* WRITTEN REQUEST *
Write out each record below exactly as it appears, with no pictures.

** Start LISTED ENTRIES **

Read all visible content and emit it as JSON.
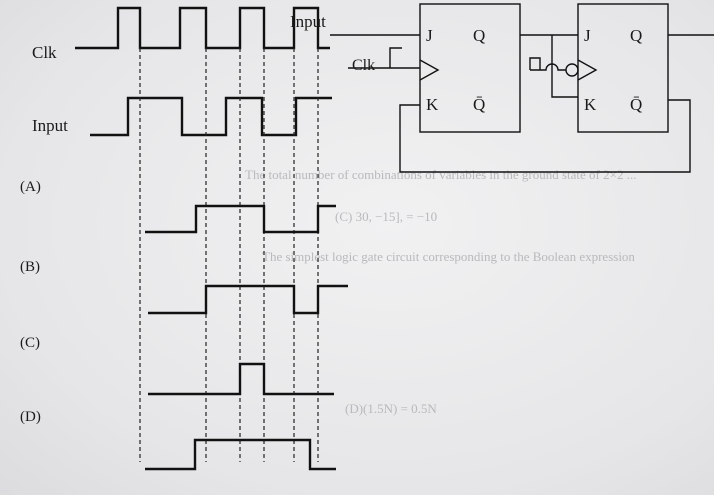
{
  "circuit": {
    "input_label": "Input",
    "clk_label": "Clk",
    "ff1": {
      "j": "J",
      "k": "K",
      "q": "Q",
      "qbar": "Q̄"
    },
    "ff2": {
      "j": "J",
      "k": "K",
      "q": "Q",
      "qbar": "Q̄"
    }
  },
  "waveforms": {
    "clk_label": "Clk",
    "input_label": "Input",
    "options": [
      "(A)",
      "(B)",
      "(C)",
      "(D)"
    ]
  },
  "background_text": [
    "The total number of combinations of variables in the ground state of 2×2 ...",
    "(C) 30, −15], = −10",
    "The simplest logic gate circuit corresponding to the Boolean expression",
    "(D)(1.5N) = 0.5N"
  ]
}
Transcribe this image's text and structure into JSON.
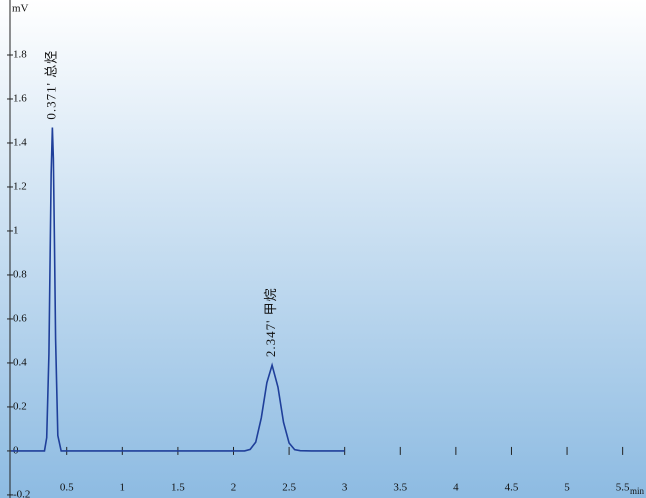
{
  "chart_data": {
    "type": "line",
    "y_label": "mV",
    "x_label": "min",
    "x": [
      0,
      0.2,
      0.3,
      0.32,
      0.34,
      0.35,
      0.36,
      0.371,
      0.38,
      0.39,
      0.4,
      0.42,
      0.45,
      0.5,
      0.8,
      1.5,
      2.0,
      2.1,
      2.15,
      2.2,
      2.25,
      2.3,
      2.347,
      2.4,
      2.45,
      2.5,
      2.55,
      2.6,
      2.7,
      3.0
    ],
    "series": [
      {
        "color": "#1f3f9a",
        "values": [
          0,
          0,
          0,
          0.06,
          0.44,
          0.85,
          1.26,
          1.47,
          1.33,
          0.94,
          0.51,
          0.07,
          0,
          0,
          0,
          0,
          0,
          0,
          0.007,
          0.04,
          0.15,
          0.31,
          0.39,
          0.29,
          0.13,
          0.036,
          0.006,
          0.001,
          0,
          0
        ]
      }
    ],
    "annotations": [
      {
        "text": "0.371' 总烃",
        "x": 0.371
      },
      {
        "text": "2.347' 甲烷",
        "x": 2.347
      }
    ],
    "xlim": [
      -0.1,
      5.71
    ],
    "ylim": [
      -0.214,
      2.05
    ],
    "xticks": [
      0.5,
      1,
      1.5,
      2,
      2.5,
      3,
      3.5,
      4,
      4.5,
      5,
      5.5
    ],
    "yticks": [
      -0.2,
      0,
      0.2,
      0.4,
      0.6,
      0.8,
      1,
      1.2,
      1.4,
      1.6,
      1.8
    ]
  }
}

** End LISTED ENTRIES **

* TASK ANSWER *
Read all visible content and emit it as JSON.
{
  "circuit": {
    "input_label": "Input",
    "clk_label": "Clk",
    "ff1": {
      "j": "J",
      "k": "K",
      "q": "Q",
      "qbar": "Q̄"
    },
    "ff2": {
      "j": "J",
      "k": "K",
      "q": "Q",
      "qbar": "Q̄"
    }
  },
  "waveforms": {
    "clk_label": "Clk",
    "input_label": "Input",
    "options": [
      "(A)",
      "(B)",
      "(C)",
      "(D)"
    ]
  },
  "background_text": [
    "The total number of combinations of variables in the ground state of 2×2 ...",
    "(C) 30, −15], = −10",
    "The simplest logic gate circuit corresponding to the Boolean expression",
    "(D)(1.5N) = 0.5N"
  ]
}
Transcribe this image's text and structure into JSON.
{
  "chart_data": {
    "type": "line",
    "y_label": "mV",
    "x_label": "min",
    "x": [
      0,
      0.2,
      0.3,
      0.32,
      0.34,
      0.35,
      0.36,
      0.371,
      0.38,
      0.39,
      0.4,
      0.42,
      0.45,
      0.5,
      0.8,
      1.5,
      2.0,
      2.1,
      2.15,
      2.2,
      2.25,
      2.3,
      2.347,
      2.4,
      2.45,
      2.5,
      2.55,
      2.6,
      2.7,
      3.0
    ],
    "series": [
      {
        "color": "#1f3f9a",
        "values": [
          0,
          0,
          0,
          0.06,
          0.44,
          0.85,
          1.26,
          1.47,
          1.33,
          0.94,
          0.51,
          0.07,
          0,
          0,
          0,
          0,
          0,
          0,
          0.007,
          0.04,
          0.15,
          0.31,
          0.39,
          0.29,
          0.13,
          0.036,
          0.006,
          0.001,
          0,
          0
        ]
      }
    ],
    "annotations": [
      {
        "text": "0.371' 总烃",
        "x": 0.371
      },
      {
        "text": "2.347' 甲烷",
        "x": 2.347
      }
    ],
    "xlim": [
      -0.1,
      5.71
    ],
    "ylim": [
      -0.214,
      2.05
    ],
    "xticks": [
      0.5,
      1,
      1.5,
      2,
      2.5,
      3,
      3.5,
      4,
      4.5,
      5,
      5.5
    ],
    "yticks": [
      -0.2,
      0,
      0.2,
      0.4,
      0.6,
      0.8,
      1,
      1.2,
      1.4,
      1.6,
      1.8
    ]
  }
}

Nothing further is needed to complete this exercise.